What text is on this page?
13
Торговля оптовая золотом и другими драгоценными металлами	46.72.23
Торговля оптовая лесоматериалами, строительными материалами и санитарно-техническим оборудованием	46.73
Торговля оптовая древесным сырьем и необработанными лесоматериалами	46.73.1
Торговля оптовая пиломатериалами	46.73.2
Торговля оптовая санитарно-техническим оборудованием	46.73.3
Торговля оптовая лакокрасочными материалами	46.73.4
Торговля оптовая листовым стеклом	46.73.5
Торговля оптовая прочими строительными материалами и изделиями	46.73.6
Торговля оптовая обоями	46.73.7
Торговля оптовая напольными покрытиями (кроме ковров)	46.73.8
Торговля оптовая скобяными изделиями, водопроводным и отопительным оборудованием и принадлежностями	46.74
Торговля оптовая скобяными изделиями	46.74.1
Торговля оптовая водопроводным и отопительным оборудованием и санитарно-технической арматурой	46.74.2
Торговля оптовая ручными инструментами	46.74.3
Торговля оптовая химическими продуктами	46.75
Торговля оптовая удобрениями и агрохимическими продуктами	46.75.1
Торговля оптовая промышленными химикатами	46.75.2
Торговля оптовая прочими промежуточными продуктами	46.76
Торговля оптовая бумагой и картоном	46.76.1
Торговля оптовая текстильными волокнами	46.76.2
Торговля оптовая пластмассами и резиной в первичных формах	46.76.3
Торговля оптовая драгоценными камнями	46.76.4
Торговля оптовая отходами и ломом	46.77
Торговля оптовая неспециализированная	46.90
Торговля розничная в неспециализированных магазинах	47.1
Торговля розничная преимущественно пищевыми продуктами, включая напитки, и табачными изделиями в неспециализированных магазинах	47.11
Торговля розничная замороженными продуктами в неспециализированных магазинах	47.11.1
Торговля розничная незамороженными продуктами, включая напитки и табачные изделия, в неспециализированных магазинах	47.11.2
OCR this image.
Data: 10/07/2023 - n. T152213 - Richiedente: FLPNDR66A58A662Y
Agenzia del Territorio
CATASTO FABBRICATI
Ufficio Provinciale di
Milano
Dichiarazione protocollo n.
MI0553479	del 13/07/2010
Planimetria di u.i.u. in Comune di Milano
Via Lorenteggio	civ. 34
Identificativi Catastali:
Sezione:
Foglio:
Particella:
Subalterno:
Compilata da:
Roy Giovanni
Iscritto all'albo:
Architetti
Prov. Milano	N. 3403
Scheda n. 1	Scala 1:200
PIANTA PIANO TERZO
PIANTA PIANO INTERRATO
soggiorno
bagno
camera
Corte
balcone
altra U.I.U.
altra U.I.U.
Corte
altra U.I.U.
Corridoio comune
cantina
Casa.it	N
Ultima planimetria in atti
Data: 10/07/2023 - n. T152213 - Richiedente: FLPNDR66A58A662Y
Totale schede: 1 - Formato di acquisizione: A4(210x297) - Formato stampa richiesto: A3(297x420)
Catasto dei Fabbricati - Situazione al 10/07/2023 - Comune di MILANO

Aim:
Could you give again exactly the lines from the line containing "OCR this image." through the final line of the data above, and no others?

Expected answer:
OCR this image.
Data: 10/07/2023 - n. T152213 - Richiedente: FLPNDR66A58A662Y
Agenzia del Territorio
CATASTO FABBRICATI
Ufficio Provinciale di
Milano
Dichiarazione protocollo n.
MI0553479	del 13/07/2010
Planimetria di u.i.u. in Comune di Milano
Via Lorenteggio	civ. 34
Identificativi Catastali:
Sezione:
Foglio:
Particella:
Subalterno:
Compilata da:
Roy Giovanni
Iscritto all'albo:
Architetti
Prov. Milano	N. 3403
Scheda n. 1	Scala 1:200
PIANTA PIANO TERZO
PIANTA PIANO INTERRATO
soggiorno
bagno
camera
Corte
balcone
altra U.I.U.
altra U.I.U.
Corte
altra U.I.U.
Corridoio comune
cantina
Casa.it	N
Ultima planimetria in atti
Data: 10/07/2023 - n. T152213 - Richiedente: FLPNDR66A58A662Y
Totale schede: 1 - Formato di acquisizione: A4(210x297) - Formato stampa richiesto: A3(297x420)
Catasto dei Fabbricati - Situazione al 10/07/2023 - Comune di MILANO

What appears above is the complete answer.